(Stored data)

start

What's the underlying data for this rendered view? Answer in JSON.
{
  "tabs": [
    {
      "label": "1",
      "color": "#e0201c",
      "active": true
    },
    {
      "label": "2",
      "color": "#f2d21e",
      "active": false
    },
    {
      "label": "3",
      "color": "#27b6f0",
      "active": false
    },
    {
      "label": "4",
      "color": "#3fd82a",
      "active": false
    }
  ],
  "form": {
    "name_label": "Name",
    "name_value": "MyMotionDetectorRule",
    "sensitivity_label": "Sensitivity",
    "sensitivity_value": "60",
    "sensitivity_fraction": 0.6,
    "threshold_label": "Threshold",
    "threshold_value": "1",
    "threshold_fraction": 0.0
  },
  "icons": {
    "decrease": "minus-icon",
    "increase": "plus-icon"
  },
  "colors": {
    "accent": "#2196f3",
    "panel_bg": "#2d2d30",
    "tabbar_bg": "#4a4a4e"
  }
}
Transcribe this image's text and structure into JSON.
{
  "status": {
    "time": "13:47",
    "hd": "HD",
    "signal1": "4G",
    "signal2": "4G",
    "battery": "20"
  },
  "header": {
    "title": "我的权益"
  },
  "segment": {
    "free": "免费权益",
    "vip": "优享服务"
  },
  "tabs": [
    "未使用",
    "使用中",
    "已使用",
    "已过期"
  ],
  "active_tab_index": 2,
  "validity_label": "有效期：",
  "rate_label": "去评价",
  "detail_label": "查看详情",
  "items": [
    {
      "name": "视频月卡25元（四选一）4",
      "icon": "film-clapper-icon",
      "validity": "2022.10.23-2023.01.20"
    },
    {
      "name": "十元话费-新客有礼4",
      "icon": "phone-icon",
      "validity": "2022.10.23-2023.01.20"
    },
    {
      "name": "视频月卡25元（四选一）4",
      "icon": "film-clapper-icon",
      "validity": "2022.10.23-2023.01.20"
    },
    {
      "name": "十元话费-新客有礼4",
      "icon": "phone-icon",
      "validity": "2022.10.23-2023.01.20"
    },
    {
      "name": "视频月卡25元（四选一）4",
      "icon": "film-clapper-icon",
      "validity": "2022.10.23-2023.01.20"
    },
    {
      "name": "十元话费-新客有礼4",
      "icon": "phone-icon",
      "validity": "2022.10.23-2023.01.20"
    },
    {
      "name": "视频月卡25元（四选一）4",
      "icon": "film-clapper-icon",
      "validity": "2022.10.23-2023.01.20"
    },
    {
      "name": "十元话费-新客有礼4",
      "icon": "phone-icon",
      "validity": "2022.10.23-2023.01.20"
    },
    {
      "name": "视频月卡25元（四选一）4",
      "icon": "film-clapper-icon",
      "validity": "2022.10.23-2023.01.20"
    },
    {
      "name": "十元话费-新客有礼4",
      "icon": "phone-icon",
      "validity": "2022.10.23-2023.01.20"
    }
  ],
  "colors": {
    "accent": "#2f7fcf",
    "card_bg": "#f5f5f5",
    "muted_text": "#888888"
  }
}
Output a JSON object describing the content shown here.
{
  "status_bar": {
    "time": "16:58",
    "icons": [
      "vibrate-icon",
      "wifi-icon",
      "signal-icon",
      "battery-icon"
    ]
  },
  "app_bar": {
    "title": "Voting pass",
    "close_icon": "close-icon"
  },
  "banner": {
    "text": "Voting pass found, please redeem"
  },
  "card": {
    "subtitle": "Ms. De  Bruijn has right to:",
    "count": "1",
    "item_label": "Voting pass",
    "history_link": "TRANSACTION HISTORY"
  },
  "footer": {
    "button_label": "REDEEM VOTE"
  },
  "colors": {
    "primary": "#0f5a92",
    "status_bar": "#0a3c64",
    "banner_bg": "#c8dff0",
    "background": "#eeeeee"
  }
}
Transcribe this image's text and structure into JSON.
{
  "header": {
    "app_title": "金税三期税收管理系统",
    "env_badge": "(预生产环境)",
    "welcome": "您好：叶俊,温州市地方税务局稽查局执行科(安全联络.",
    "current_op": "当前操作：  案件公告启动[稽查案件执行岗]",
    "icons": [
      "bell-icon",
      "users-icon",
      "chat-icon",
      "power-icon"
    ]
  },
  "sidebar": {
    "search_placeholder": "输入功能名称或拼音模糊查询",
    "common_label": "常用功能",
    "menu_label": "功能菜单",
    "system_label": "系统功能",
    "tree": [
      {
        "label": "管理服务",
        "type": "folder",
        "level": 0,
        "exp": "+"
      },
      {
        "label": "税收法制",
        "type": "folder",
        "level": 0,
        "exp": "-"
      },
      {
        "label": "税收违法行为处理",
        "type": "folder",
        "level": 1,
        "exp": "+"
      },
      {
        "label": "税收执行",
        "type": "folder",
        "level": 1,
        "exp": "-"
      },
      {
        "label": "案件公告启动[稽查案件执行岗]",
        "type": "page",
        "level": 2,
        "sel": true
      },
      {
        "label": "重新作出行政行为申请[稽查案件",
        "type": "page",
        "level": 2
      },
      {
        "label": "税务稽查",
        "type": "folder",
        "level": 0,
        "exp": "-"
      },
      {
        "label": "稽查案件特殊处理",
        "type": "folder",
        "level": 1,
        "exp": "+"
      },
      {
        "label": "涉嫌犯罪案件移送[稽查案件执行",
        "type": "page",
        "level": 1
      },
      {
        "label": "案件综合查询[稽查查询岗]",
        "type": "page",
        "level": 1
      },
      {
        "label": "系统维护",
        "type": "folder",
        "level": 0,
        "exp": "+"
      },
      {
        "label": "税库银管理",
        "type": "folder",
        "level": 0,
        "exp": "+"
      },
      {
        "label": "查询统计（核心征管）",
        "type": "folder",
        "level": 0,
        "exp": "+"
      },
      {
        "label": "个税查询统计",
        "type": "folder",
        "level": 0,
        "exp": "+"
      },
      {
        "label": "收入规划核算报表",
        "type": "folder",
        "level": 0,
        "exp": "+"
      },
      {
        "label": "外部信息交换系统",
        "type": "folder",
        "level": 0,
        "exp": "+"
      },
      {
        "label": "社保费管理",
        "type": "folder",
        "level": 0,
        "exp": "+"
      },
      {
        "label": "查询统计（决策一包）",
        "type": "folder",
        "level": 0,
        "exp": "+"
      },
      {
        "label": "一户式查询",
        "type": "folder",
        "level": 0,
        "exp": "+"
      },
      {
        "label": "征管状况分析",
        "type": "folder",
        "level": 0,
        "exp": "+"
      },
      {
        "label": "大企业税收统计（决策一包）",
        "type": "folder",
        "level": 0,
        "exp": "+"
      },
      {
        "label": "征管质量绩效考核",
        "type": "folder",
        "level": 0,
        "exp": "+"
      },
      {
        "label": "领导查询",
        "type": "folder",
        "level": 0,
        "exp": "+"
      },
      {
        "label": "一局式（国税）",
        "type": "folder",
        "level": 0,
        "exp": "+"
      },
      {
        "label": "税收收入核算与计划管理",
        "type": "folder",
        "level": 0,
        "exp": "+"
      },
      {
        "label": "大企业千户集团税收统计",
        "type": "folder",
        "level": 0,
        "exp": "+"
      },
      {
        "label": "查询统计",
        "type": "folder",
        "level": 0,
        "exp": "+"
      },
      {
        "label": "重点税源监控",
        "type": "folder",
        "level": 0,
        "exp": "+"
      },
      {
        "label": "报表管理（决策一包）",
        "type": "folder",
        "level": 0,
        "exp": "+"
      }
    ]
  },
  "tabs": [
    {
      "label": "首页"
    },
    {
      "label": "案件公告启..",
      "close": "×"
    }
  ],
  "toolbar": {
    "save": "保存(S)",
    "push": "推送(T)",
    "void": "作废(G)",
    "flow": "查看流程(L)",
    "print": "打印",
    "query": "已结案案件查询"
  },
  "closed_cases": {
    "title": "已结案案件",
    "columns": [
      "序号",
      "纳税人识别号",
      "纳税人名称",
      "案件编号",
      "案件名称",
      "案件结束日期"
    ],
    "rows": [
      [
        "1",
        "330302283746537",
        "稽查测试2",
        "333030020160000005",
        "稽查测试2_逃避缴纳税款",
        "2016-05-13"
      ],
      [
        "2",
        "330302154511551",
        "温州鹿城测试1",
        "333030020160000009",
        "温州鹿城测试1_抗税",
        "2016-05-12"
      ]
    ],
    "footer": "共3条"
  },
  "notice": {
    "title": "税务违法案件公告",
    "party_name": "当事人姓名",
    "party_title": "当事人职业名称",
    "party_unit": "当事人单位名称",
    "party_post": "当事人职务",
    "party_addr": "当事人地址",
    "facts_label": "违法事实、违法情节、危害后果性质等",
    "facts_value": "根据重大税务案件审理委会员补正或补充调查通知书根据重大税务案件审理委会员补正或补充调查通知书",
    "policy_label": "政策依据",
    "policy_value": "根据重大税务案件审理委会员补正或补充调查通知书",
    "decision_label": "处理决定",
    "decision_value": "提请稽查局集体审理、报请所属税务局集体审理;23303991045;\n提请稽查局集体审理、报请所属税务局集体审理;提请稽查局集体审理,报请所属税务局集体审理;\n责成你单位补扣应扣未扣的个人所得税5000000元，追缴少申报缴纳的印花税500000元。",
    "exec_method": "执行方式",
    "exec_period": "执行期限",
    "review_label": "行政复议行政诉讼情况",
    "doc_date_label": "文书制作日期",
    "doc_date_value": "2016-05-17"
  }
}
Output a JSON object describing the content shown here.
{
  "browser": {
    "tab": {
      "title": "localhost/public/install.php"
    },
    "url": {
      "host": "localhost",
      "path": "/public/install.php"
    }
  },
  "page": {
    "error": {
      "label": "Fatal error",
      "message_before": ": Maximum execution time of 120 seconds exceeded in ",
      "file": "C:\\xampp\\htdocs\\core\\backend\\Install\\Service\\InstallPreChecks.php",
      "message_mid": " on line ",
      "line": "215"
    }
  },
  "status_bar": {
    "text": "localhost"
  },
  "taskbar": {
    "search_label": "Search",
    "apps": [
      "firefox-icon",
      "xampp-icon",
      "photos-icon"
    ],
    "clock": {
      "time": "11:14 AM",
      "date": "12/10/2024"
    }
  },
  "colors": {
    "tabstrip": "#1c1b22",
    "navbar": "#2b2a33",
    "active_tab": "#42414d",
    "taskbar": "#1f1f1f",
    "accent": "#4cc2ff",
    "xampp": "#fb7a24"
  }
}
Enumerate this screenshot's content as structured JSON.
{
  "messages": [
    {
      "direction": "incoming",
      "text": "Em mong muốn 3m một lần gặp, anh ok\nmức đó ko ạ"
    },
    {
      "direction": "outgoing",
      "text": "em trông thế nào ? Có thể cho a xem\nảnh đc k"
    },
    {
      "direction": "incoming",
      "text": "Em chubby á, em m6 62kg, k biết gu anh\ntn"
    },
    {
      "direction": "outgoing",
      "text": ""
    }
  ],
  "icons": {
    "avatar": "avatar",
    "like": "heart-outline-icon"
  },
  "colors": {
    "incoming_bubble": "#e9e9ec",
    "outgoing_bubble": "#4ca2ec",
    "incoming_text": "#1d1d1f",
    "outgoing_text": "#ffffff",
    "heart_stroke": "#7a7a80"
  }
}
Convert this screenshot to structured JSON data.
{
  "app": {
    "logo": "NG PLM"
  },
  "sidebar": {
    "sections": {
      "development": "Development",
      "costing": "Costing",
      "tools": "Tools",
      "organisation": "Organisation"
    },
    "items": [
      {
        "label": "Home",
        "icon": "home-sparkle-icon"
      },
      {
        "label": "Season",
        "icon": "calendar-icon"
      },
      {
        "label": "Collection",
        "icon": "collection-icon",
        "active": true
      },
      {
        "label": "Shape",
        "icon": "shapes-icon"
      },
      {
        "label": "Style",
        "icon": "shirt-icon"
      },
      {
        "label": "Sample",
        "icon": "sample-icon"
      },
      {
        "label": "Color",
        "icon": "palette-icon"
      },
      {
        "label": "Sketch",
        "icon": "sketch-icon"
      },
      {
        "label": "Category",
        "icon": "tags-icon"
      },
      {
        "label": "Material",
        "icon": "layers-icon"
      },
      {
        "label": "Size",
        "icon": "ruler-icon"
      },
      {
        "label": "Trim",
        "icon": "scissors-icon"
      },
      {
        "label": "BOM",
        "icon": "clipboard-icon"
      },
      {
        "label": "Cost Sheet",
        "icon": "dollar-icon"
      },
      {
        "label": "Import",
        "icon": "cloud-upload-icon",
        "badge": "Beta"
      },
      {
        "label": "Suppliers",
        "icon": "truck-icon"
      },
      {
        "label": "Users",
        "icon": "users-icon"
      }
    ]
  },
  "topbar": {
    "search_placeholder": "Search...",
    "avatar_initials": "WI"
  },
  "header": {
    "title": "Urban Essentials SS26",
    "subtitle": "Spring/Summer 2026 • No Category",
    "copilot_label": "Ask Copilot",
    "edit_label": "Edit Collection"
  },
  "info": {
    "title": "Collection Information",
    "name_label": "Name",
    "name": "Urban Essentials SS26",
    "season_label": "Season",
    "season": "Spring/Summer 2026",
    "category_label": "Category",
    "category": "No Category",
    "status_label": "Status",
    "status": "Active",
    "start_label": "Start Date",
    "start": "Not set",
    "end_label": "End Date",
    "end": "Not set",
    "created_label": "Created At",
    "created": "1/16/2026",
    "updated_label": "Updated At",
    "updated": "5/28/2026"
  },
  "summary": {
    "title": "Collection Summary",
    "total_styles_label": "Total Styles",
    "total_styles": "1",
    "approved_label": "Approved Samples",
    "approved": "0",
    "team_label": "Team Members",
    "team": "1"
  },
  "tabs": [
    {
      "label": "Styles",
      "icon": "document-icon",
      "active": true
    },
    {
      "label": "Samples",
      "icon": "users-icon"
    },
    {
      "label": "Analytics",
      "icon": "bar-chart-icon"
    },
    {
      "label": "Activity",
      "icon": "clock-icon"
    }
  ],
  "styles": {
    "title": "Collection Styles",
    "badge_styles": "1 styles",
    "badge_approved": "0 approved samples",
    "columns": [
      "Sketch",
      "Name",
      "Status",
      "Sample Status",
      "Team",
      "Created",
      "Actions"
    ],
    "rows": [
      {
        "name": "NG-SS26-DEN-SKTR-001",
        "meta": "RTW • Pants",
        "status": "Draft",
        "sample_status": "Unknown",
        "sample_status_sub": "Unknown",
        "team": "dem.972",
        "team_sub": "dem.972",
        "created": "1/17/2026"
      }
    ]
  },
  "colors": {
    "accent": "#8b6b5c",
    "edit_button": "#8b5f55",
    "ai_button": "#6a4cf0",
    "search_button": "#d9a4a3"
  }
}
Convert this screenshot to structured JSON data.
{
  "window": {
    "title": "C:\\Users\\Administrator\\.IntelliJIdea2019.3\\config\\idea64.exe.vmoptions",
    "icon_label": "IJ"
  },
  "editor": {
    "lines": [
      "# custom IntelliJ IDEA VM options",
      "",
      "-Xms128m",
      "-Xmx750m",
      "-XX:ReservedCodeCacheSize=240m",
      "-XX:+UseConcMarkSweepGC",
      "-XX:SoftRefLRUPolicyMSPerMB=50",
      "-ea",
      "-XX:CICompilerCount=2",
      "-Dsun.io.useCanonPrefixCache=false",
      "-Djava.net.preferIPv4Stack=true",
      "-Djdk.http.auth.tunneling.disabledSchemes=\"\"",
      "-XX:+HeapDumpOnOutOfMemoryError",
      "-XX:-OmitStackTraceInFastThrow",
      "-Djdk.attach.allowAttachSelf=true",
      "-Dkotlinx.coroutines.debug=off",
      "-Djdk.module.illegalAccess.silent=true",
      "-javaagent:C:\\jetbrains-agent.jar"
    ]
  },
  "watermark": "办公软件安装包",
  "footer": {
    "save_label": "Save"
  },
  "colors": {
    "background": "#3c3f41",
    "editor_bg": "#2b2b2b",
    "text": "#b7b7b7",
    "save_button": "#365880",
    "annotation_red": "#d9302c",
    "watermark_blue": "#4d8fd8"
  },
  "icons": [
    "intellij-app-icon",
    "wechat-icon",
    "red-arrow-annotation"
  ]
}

end

PROMPT:
Copy every line in the listing above where the string "Voting" turns up.

RESPONSE FOR THIS EXERCISE:
    "title": "Voting pass",
    "text": "Voting pass found, please redeem"
    "item_label": "Voting pass",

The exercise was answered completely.